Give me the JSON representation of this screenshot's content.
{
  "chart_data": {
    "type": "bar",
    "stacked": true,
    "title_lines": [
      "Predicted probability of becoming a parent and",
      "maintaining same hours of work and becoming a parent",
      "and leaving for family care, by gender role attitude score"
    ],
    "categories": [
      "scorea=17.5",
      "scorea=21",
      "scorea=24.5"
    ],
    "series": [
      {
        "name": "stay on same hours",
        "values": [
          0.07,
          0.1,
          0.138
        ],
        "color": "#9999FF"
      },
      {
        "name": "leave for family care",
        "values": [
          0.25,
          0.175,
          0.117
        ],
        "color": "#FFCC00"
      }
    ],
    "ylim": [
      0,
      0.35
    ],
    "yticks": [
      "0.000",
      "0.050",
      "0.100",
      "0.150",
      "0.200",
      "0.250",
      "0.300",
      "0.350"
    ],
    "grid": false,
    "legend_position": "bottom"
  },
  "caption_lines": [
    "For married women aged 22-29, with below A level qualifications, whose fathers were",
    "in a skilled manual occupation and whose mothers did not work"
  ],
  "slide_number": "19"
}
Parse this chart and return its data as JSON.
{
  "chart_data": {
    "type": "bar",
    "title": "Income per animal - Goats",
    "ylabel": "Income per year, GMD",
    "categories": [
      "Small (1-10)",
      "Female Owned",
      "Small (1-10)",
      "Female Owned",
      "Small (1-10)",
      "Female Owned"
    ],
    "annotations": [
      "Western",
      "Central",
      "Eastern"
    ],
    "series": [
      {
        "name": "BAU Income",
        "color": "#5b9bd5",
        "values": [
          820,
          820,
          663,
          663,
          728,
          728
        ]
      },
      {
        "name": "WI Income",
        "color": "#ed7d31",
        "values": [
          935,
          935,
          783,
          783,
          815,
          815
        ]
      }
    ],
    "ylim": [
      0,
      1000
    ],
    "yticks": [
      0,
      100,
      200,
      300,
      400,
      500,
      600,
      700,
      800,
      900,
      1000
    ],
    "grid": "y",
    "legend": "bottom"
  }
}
==
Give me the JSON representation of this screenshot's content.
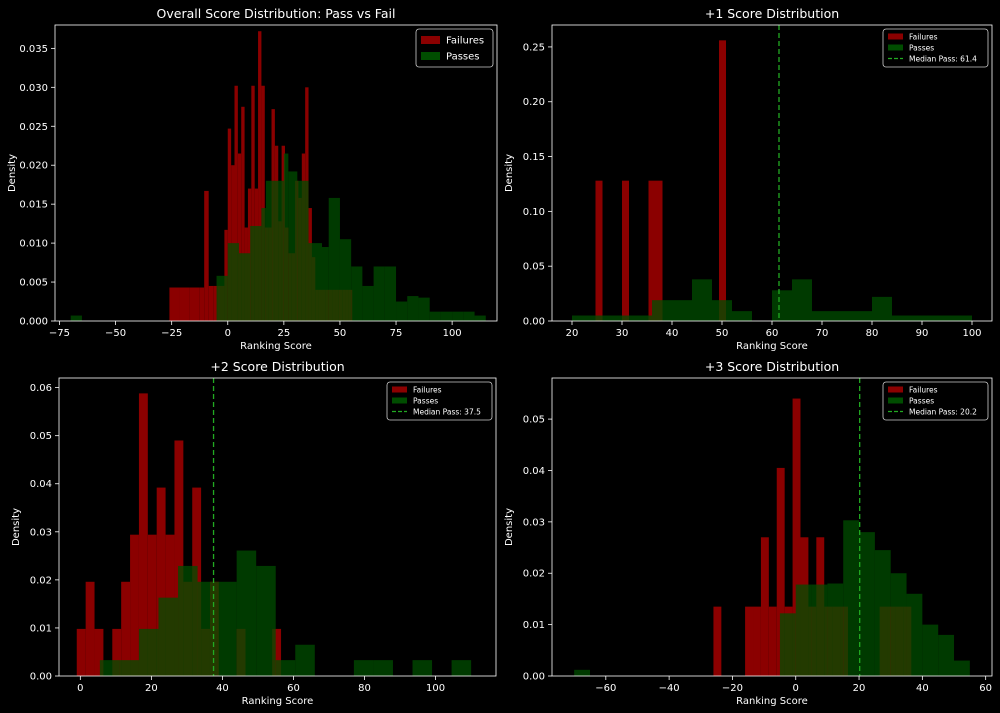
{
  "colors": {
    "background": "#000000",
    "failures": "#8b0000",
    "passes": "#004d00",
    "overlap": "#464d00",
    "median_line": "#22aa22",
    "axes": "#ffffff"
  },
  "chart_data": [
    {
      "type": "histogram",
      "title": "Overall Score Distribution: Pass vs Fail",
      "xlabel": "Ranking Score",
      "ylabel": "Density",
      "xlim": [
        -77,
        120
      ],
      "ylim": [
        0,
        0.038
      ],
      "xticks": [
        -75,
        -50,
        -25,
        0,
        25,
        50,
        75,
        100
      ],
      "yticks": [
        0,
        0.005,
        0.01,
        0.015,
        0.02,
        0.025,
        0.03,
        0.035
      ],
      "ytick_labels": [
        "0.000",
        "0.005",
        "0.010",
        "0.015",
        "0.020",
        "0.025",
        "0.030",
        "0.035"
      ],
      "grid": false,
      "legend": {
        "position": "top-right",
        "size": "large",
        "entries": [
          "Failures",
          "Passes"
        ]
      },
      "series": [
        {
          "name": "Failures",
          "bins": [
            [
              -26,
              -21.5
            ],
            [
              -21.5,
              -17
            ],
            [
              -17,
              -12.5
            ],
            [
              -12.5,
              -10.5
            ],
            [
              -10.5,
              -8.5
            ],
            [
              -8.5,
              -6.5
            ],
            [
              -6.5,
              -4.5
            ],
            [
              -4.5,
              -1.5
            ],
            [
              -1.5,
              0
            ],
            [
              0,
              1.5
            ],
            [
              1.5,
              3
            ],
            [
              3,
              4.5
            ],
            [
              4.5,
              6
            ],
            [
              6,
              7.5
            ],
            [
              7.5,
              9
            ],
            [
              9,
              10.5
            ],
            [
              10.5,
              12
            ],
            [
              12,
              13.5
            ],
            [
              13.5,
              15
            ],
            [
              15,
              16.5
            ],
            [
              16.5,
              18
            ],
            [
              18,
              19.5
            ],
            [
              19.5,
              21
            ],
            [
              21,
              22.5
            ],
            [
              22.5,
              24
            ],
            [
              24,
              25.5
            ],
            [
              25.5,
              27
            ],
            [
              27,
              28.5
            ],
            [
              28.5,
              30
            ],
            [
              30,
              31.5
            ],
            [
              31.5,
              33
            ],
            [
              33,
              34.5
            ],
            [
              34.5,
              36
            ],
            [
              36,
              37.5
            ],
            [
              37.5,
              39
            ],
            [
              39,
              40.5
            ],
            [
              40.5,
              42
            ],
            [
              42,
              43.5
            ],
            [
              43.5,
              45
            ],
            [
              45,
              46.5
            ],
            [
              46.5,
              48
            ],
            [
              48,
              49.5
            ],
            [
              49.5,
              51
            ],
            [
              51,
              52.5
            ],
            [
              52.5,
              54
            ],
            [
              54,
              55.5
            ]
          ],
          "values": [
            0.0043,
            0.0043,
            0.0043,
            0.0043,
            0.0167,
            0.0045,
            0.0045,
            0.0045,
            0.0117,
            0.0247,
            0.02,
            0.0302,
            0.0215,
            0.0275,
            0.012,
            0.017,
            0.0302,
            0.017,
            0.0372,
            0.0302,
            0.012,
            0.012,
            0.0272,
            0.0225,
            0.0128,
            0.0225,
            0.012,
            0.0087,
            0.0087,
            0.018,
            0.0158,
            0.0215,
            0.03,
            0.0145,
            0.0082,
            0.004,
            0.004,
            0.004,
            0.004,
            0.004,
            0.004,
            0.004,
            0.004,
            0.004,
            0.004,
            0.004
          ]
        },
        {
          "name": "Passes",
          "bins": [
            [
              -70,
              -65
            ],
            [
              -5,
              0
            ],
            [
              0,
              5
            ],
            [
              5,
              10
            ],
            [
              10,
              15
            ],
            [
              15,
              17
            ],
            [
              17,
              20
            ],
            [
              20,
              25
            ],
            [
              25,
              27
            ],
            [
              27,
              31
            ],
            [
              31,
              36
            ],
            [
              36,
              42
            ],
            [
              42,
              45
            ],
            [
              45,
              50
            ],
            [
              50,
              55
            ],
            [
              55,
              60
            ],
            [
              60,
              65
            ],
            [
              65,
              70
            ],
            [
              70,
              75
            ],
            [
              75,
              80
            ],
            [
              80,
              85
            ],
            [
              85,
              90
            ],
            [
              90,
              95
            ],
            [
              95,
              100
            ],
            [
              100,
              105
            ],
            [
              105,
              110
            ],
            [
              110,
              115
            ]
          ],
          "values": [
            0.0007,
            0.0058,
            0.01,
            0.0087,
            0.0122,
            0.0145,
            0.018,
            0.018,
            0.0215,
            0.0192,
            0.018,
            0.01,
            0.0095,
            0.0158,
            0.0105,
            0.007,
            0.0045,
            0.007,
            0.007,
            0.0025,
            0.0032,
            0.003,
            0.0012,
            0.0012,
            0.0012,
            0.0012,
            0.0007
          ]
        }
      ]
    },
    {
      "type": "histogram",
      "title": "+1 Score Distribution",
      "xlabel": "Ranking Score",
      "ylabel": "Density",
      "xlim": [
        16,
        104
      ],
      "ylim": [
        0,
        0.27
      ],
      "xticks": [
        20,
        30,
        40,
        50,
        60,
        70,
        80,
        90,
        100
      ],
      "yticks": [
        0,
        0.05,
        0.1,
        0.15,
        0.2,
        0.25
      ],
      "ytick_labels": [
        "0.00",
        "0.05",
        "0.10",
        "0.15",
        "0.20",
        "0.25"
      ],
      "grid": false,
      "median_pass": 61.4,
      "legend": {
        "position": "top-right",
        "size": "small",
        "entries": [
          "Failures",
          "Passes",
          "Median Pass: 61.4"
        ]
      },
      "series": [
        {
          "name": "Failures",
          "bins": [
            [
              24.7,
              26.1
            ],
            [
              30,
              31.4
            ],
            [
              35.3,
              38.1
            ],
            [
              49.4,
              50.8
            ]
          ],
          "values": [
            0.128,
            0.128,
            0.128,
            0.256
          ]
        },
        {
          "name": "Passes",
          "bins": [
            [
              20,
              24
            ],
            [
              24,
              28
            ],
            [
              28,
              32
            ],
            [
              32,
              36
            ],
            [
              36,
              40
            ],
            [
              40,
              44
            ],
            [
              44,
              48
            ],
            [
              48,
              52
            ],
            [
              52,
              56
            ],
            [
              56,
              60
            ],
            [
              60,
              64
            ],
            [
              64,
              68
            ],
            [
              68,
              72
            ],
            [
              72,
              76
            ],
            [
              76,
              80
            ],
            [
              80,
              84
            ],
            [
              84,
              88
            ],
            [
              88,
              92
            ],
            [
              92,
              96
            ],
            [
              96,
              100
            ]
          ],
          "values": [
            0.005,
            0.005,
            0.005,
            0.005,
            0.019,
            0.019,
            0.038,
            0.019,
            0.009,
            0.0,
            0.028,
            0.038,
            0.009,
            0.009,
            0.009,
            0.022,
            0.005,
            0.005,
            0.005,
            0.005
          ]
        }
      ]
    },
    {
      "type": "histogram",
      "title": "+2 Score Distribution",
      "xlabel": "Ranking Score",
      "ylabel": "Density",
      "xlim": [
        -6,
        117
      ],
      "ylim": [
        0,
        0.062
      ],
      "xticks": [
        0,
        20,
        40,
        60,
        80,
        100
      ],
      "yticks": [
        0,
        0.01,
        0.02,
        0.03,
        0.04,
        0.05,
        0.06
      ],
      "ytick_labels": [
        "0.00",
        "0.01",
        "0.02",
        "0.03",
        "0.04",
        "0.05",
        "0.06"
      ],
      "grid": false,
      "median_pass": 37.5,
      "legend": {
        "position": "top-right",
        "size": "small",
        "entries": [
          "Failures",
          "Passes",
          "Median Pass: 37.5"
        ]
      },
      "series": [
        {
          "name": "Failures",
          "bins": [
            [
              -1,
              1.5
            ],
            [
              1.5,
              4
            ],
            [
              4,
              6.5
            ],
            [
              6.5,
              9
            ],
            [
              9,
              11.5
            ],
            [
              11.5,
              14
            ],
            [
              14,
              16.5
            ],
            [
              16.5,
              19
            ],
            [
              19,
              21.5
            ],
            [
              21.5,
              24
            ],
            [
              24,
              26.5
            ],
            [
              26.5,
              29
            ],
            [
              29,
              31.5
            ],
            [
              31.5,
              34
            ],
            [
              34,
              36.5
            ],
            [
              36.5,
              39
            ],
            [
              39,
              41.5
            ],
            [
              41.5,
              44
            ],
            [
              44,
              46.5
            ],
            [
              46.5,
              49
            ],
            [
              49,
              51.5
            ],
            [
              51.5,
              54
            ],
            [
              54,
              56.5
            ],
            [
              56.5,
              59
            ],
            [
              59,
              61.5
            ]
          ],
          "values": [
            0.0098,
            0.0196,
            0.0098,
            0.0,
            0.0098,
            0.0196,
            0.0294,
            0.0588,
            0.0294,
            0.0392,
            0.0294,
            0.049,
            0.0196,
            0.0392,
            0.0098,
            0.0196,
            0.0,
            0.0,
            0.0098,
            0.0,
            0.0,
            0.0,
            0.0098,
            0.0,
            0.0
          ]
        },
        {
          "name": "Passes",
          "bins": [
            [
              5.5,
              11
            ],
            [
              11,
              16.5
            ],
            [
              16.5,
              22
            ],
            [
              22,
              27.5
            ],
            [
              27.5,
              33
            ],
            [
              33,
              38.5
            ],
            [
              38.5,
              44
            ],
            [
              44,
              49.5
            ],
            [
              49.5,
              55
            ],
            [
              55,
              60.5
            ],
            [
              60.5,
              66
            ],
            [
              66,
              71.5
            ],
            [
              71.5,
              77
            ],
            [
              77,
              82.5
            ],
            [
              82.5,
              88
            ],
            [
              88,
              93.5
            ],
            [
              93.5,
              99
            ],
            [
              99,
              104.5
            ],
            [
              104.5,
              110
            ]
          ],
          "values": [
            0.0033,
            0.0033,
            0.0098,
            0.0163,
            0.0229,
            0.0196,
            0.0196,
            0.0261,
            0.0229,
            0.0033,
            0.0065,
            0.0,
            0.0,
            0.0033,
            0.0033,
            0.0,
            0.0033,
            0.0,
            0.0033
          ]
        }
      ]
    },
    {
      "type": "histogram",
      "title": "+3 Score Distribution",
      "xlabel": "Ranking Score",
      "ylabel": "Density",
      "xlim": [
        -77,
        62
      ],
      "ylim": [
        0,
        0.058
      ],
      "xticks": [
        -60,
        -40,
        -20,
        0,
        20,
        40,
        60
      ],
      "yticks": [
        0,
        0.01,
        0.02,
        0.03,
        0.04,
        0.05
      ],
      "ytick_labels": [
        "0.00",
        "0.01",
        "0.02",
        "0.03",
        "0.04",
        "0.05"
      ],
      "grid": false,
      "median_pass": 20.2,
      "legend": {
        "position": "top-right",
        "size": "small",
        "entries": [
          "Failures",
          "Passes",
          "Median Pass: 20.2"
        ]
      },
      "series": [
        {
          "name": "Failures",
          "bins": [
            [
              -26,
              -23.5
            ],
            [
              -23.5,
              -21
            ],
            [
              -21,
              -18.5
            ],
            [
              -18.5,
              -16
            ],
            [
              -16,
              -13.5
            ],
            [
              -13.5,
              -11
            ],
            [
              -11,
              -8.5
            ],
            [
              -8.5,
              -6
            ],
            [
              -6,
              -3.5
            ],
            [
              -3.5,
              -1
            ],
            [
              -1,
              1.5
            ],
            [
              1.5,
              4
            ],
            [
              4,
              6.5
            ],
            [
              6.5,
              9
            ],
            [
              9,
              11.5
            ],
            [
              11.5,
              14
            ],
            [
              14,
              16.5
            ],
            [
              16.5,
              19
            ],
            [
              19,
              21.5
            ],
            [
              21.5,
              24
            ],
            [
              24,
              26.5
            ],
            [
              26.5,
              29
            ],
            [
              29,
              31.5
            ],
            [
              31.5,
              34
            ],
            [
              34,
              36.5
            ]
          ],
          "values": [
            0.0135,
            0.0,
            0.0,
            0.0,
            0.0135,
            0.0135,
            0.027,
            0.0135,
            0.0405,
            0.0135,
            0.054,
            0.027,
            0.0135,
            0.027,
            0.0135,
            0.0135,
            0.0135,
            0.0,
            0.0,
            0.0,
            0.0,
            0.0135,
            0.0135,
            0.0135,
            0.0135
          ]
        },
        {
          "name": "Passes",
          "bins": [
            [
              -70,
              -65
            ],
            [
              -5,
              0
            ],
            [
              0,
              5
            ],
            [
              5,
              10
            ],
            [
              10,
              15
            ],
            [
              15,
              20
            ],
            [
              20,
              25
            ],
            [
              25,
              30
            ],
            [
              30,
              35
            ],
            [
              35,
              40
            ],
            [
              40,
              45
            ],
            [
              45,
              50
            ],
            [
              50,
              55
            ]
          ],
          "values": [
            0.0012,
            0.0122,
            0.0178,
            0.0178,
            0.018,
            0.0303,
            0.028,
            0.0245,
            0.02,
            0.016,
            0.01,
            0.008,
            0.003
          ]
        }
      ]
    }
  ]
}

- DIRECTIVE: From the records given above, copy all lines containing "whose".

- EXPECTED OUTPUT:
    "For married women aged 22-29, with below A level qualifications, whose fathers were",
    "in a skilled manual occupation and whose mothers did not work"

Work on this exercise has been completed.